__Exercise prompt__. Repeat all of the material exactly as given.

__Rows from a dataset__.
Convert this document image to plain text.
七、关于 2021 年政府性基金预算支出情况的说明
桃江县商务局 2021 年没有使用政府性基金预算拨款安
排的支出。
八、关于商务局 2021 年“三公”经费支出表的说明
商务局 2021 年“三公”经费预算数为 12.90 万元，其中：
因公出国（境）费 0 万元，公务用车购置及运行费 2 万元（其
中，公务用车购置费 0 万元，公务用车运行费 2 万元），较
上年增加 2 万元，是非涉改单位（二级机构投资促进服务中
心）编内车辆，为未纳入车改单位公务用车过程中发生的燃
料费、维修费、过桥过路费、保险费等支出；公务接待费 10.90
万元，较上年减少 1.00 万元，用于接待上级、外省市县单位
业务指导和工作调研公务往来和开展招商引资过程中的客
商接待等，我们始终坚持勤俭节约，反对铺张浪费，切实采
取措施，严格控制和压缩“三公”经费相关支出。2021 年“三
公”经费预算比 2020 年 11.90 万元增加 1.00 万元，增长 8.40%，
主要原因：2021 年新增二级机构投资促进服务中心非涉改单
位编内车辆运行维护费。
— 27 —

__Solution__.
Convert this document image to plain text.
七、关于 2021 年政府性基金预算支出情况的说明
桃江县商务局 2021 年没有使用政府性基金预算拨款安
排的支出。
八、关于商务局 2021 年“三公”经费支出表的说明
商务局 2021 年“三公”经费预算数为 12.90 万元，其中：
因公出国（境）费 0 万元，公务用车购置及运行费 2 万元（其
中，公务用车购置费 0 万元，公务用车运行费 2 万元），较
上年增加 2 万元，是非涉改单位（二级机构投资促进服务中
心）编内车辆，为未纳入车改单位公务用车过程中发生的燃
料费、维修费、过桥过路费、保险费等支出；公务接待费 10.90
万元，较上年减少 1.00 万元，用于接待上级、外省市县单位
业务指导和工作调研公务往来和开展招商引资过程中的客
商接待等，我们始终坚持勤俭节约，反对铺张浪费，切实采
取措施，严格控制和压缩“三公”经费相关支出。2021 年“三
公”经费预算比 2020 年 11.90 万元增加 1.00 万元，增长 8.40%，
主要原因：2021 年新增二级机构投资促进服务中心非涉改单
位编内车辆运行维护费。
— 27 —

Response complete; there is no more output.